WHAT IS EXPECTED: Work through the data line by line, gathering every line that has the word "producción".

MATERIALS PROVIDED:
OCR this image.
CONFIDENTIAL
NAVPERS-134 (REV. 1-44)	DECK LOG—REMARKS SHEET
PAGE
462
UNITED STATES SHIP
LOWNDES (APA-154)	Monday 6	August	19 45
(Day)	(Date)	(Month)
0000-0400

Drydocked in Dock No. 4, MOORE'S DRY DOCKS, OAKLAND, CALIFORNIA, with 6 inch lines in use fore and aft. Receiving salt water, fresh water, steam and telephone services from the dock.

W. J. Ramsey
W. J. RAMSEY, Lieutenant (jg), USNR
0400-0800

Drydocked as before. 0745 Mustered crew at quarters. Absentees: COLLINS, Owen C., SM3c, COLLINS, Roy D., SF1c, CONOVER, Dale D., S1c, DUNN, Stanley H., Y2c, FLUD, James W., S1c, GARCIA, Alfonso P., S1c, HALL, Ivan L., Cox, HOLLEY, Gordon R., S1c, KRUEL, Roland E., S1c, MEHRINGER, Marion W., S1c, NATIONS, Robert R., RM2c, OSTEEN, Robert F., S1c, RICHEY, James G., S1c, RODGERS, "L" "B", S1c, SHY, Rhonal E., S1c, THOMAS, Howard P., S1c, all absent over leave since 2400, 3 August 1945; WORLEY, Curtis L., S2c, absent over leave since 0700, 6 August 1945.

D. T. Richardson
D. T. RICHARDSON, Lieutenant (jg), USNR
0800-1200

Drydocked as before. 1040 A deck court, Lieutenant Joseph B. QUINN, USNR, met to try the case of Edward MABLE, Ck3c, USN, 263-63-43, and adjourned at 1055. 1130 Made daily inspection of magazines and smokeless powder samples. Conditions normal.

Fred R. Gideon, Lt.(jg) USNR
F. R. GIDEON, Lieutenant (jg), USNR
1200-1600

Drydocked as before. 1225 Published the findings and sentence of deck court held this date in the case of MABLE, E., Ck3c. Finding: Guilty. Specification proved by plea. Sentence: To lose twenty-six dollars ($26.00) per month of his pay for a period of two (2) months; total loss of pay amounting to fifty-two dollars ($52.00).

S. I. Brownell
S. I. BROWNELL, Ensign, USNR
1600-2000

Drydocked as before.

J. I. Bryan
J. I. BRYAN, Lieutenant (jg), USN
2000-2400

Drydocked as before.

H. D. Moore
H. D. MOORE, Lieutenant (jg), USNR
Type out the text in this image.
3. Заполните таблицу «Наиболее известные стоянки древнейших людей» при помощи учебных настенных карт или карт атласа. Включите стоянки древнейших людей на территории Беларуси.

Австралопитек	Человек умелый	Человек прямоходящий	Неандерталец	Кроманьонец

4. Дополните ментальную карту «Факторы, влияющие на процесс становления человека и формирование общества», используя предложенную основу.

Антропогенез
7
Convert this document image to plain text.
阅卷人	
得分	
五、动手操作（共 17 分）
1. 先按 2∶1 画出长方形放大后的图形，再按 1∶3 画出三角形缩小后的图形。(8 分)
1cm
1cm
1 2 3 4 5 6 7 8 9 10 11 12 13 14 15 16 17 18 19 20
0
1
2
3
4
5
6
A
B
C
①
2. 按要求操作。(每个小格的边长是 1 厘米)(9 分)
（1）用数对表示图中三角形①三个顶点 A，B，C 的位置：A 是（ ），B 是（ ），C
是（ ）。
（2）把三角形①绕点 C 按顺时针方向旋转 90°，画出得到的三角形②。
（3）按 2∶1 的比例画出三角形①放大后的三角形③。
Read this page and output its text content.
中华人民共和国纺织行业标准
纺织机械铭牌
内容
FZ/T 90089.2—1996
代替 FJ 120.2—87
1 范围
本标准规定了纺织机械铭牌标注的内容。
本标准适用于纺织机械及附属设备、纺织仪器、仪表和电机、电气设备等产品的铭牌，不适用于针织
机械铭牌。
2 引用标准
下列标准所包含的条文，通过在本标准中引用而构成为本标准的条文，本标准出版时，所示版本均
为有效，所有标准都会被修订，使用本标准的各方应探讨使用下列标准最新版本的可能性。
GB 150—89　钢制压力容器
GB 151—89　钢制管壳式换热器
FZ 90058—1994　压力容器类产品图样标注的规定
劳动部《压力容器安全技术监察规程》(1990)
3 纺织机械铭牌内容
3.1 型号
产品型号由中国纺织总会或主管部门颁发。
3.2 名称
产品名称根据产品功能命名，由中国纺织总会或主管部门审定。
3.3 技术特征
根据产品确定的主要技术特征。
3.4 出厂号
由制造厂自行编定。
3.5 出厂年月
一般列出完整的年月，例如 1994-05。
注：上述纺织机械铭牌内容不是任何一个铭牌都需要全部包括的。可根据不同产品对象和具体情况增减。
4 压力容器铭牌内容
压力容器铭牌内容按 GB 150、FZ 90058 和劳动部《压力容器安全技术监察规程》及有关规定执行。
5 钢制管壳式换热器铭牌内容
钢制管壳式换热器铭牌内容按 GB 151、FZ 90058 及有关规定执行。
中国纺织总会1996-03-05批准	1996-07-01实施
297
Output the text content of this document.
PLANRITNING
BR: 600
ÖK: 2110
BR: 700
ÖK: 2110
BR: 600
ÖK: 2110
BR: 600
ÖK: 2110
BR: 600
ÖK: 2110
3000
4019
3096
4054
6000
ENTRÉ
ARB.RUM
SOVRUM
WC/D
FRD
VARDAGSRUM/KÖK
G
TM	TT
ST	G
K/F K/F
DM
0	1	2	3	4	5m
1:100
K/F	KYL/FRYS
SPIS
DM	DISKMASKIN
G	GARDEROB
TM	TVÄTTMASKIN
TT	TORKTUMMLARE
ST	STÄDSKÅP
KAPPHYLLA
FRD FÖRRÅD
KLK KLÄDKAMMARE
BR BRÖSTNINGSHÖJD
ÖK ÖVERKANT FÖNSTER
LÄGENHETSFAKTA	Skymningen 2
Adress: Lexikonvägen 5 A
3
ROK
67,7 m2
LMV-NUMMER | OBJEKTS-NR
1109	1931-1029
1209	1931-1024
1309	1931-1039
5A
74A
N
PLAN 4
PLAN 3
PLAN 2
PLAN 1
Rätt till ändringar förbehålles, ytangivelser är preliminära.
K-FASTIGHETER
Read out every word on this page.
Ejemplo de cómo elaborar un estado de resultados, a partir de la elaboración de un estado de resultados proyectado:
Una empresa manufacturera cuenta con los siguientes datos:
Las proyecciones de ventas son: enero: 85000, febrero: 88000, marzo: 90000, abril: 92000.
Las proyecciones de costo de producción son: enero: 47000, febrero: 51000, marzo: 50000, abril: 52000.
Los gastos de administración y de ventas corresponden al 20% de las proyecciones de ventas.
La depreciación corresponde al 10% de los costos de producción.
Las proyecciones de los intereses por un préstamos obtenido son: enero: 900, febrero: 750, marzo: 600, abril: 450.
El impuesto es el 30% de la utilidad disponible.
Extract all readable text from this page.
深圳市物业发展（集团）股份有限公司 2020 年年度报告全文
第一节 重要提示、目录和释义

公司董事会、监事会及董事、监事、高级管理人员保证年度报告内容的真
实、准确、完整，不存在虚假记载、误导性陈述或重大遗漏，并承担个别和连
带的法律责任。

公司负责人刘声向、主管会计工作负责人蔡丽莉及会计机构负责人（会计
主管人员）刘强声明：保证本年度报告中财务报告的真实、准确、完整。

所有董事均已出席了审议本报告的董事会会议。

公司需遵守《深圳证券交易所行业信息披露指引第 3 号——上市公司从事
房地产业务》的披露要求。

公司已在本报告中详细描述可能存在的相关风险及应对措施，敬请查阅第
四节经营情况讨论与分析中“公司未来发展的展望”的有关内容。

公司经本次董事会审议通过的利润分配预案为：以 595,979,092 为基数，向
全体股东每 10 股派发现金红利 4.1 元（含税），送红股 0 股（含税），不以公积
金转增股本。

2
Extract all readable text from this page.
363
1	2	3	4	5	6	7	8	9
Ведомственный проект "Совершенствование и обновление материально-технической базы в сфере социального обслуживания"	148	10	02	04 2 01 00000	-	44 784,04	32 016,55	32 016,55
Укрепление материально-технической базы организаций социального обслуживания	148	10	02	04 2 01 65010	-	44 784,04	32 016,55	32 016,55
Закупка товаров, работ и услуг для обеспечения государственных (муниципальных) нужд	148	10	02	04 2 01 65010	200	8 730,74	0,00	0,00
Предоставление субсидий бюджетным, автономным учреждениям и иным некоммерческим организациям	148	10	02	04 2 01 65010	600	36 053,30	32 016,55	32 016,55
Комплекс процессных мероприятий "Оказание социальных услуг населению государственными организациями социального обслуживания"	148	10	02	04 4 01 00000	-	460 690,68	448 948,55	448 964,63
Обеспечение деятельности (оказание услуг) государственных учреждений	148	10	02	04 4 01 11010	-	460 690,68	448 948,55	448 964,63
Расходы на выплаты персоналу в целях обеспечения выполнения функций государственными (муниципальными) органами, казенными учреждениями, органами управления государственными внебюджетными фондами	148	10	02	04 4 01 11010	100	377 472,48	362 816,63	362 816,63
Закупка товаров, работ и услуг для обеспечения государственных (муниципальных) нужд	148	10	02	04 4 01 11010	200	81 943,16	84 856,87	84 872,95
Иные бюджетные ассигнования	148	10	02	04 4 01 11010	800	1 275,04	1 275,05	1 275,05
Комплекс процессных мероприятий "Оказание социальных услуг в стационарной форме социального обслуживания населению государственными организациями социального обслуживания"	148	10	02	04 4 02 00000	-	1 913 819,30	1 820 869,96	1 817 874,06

COMPLETE RESPONSE:
Las proyecciones de costo de producción son: enero: 47000, febrero: 51000, marzo: 50000, abril: 52000.
La depreciación corresponde al 10% de los costos de producción.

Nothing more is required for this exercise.